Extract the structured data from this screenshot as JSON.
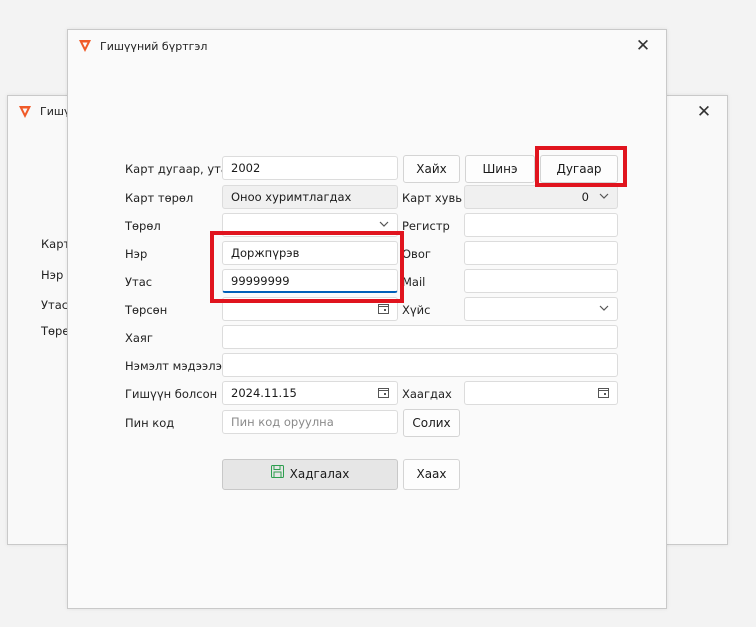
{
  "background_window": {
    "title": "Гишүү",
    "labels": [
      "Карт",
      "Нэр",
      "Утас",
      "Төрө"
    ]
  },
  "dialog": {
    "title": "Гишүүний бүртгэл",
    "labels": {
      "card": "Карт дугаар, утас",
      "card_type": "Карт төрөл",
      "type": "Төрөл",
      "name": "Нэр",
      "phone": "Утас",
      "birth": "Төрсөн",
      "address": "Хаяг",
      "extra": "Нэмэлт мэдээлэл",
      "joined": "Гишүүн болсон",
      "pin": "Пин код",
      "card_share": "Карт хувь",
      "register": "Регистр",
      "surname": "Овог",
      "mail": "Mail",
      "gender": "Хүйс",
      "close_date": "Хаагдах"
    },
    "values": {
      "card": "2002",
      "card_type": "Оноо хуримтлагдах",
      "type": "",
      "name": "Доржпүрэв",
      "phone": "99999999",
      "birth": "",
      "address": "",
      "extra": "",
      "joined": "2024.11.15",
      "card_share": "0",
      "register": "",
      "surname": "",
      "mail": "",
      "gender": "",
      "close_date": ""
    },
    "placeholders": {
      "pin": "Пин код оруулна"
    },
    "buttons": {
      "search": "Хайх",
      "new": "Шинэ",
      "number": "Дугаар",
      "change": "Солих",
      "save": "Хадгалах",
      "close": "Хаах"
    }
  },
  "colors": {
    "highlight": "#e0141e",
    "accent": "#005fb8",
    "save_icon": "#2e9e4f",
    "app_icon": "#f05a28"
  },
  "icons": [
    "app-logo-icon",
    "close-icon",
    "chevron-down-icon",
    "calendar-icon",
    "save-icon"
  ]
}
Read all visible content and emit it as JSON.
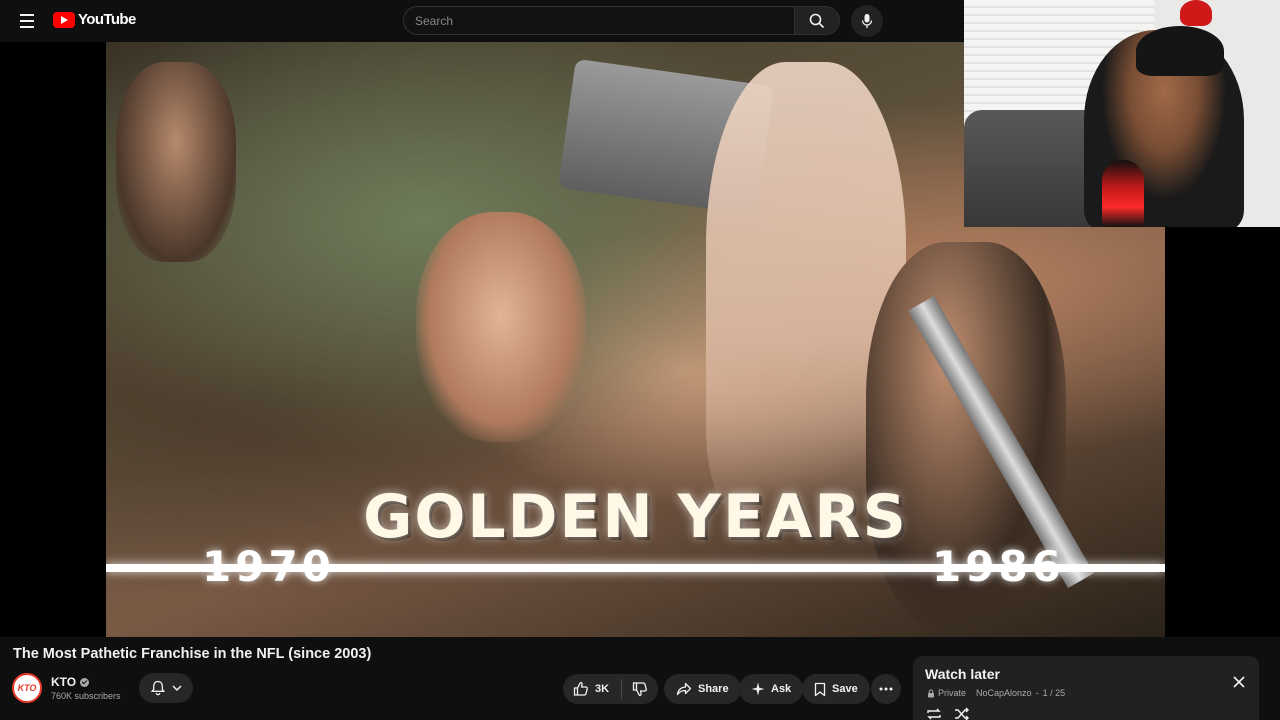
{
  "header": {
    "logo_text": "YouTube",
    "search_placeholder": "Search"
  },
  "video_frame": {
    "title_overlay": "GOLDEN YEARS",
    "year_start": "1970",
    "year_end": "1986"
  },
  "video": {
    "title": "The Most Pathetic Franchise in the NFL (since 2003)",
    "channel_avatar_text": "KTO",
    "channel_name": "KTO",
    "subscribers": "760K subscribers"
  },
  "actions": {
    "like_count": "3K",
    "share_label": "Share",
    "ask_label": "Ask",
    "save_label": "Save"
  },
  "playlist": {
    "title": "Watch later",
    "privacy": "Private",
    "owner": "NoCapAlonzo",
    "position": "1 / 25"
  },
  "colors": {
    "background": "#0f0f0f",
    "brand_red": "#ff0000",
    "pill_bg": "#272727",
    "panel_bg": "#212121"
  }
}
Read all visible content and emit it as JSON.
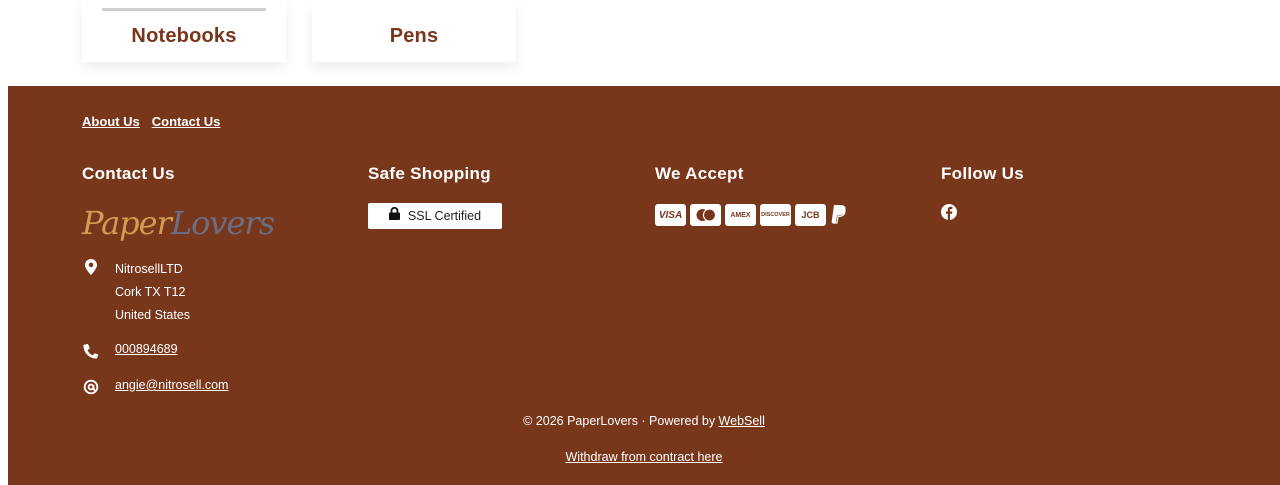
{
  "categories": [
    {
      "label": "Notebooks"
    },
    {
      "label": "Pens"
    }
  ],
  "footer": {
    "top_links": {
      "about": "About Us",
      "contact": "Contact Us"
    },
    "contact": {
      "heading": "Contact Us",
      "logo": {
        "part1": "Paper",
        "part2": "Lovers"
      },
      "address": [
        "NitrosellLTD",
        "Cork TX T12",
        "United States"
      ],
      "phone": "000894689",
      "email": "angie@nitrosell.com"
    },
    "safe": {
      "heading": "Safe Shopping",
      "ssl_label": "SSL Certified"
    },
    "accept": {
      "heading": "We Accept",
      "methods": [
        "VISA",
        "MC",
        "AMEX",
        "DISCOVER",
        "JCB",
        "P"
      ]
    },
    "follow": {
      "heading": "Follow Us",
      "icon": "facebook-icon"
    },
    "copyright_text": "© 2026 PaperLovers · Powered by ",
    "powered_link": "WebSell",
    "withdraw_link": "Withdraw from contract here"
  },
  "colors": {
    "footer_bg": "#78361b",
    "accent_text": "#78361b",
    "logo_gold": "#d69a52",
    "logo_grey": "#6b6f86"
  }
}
* * * * * * * * *
◆ TASK TO COMPLETE
Leave out the pictures and give the listing above again exactly.

◆ COMPLETE RESPONSE
Extract the structured data from this screenshot as JSON.
{
  "background_window": {
    "title": "Гишүү",
    "labels": [
      "Карт",
      "Нэр",
      "Утас",
      "Төрө"
    ]
  },
  "dialog": {
    "title": "Гишүүний бүртгэл",
    "labels": {
      "card": "Карт дугаар, утас",
      "card_type": "Карт төрөл",
      "type": "Төрөл",
      "name": "Нэр",
      "phone": "Утас",
      "birth": "Төрсөн",
      "address": "Хаяг",
      "extra": "Нэмэлт мэдээлэл",
      "joined": "Гишүүн болсон",
      "pin": "Пин код",
      "card_share": "Карт хувь",
      "register": "Регистр",
      "surname": "Овог",
      "mail": "Mail",
      "gender": "Хүйс",
      "close_date": "Хаагдах"
    },
    "values": {
      "card": "2002",
      "card_type": "Оноо хуримтлагдах",
      "type": "",
      "name": "Доржпүрэв",
      "phone": "99999999",
      "birth": "",
      "address": "",
      "extra": "",
      "joined": "2024.11.15",
      "card_share": "0",
      "register": "",
      "surname": "",
      "mail": "",
      "gender": "",
      "close_date": ""
    },
    "placeholders": {
      "pin": "Пин код оруулна"
    },
    "buttons": {
      "search": "Хайх",
      "new": "Шинэ",
      "number": "Дугаар",
      "change": "Солих",
      "save": "Хадгалах",
      "close": "Хаах"
    }
  },
  "colors": {
    "highlight": "#e0141e",
    "accent": "#005fb8",
    "save_icon": "#2e9e4f",
    "app_icon": "#f05a28"
  },
  "icons": [
    "app-logo-icon",
    "close-icon",
    "chevron-down-icon",
    "calendar-icon",
    "save-icon"
  ]
}
Read all visible content and emit it as JSON.
{
  "header": {
    "logo_text": "YouTube",
    "search_placeholder": "Search"
  },
  "video_frame": {
    "title_overlay": "GOLDEN YEARS",
    "year_start": "1970",
    "year_end": "1986"
  },
  "video": {
    "title": "The Most Pathetic Franchise in the NFL (since 2003)",
    "channel_avatar_text": "KTO",
    "channel_name": "KTO",
    "subscribers": "760K subscribers"
  },
  "actions": {
    "like_count": "3K",
    "share_label": "Share",
    "ask_label": "Ask",
    "save_label": "Save"
  },
  "playlist": {
    "title": "Watch later",
    "privacy": "Private",
    "owner": "NoCapAlonzo",
    "position": "1 / 25"
  },
  "colors": {
    "background": "#0f0f0f",
    "brand_red": "#ff0000",
    "pill_bg": "#272727",
    "panel_bg": "#212121"
  }
}
Read all visible content and emit it as JSON.
{
  "categories": [
    {
      "label": "Notebooks"
    },
    {
      "label": "Pens"
    }
  ],
  "footer": {
    "top_links": {
      "about": "About Us",
      "contact": "Contact Us"
    },
    "contact": {
      "heading": "Contact Us",
      "logo": {
        "part1": "Paper",
        "part2": "Lovers"
      },
      "address": [
        "NitrosellLTD",
        "Cork TX T12",
        "United States"
      ],
      "phone": "000894689",
      "email": "angie@nitrosell.com"
    },
    "safe": {
      "heading": "Safe Shopping",
      "ssl_label": "SSL Certified"
    },
    "accept": {
      "heading": "We Accept",
      "methods": [
        "VISA",
        "MC",
        "AMEX",
        "DISCOVER",
        "JCB",
        "P"
      ]
    },
    "follow": {
      "heading": "Follow Us",
      "icon": "facebook-icon"
    },
    "copyright_text": "© 2026 PaperLovers · Powered by ",
    "powered_link": "WebSell",
    "withdraw_link": "Withdraw from contract here"
  },
  "colors": {
    "footer_bg": "#78361b",
    "accent_text": "#78361b",
    "logo_gold": "#d69a52",
    "logo_grey": "#6b6f86"
  }
}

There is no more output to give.